**The request**: Where a line holds the string "содержания", return that line.

**Lines of data**:
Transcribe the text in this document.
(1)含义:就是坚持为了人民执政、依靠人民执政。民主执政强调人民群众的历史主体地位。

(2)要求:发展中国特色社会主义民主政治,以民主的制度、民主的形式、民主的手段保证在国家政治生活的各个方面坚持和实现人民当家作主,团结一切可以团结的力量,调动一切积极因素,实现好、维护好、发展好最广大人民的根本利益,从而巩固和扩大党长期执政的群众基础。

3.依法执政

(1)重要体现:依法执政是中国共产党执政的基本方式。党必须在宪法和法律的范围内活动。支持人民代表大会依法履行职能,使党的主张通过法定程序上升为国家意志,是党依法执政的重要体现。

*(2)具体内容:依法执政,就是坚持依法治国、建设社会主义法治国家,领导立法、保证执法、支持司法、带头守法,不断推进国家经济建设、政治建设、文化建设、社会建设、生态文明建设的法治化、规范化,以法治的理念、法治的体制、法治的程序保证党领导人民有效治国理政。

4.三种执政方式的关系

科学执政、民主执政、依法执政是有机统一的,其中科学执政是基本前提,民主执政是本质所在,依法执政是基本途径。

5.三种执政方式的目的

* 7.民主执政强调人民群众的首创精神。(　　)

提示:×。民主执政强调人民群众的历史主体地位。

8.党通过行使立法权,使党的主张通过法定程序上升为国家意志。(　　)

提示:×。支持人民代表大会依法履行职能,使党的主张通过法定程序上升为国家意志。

...

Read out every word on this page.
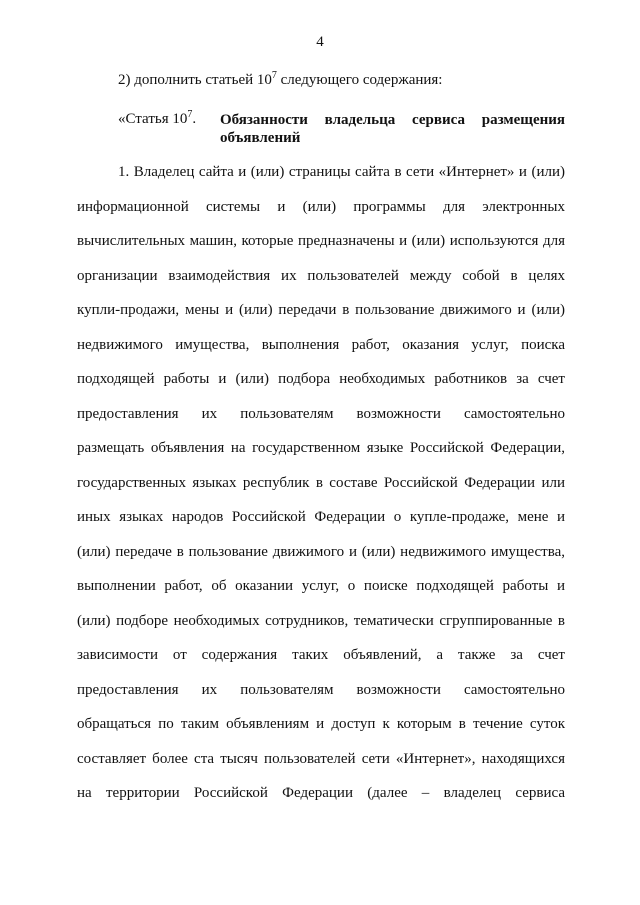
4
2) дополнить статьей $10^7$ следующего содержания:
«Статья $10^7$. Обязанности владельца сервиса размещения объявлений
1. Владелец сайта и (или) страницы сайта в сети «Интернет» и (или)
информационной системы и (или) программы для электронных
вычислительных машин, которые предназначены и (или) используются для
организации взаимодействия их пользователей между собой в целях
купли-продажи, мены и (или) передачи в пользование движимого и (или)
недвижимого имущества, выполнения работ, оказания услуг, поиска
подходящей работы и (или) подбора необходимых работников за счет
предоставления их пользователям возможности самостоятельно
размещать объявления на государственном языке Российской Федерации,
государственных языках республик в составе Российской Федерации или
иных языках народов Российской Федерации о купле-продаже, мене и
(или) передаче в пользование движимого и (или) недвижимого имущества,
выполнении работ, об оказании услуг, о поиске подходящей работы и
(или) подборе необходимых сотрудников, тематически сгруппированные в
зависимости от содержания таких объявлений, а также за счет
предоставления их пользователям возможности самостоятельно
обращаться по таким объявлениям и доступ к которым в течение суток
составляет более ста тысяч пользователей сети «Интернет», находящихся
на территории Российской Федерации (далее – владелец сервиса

* * *

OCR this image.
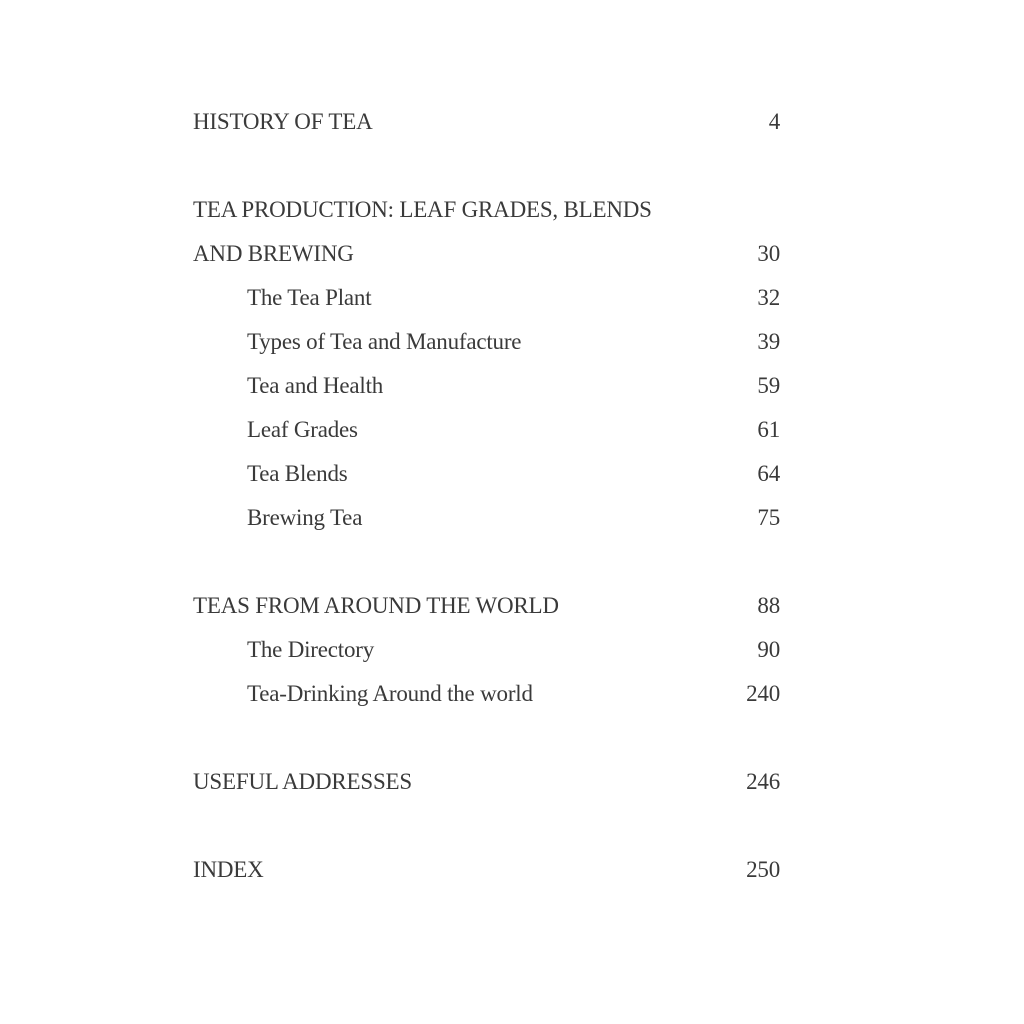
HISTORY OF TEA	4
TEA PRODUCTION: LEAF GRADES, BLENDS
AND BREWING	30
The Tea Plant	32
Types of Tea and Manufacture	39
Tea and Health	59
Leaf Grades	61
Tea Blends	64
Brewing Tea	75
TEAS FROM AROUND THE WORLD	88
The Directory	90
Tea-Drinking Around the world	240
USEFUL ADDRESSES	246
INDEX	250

**Answer to this task**:
2) дополнить статьей $10^7$ следующего содержания:
зависимости от содержания таких объявлений, а также за счет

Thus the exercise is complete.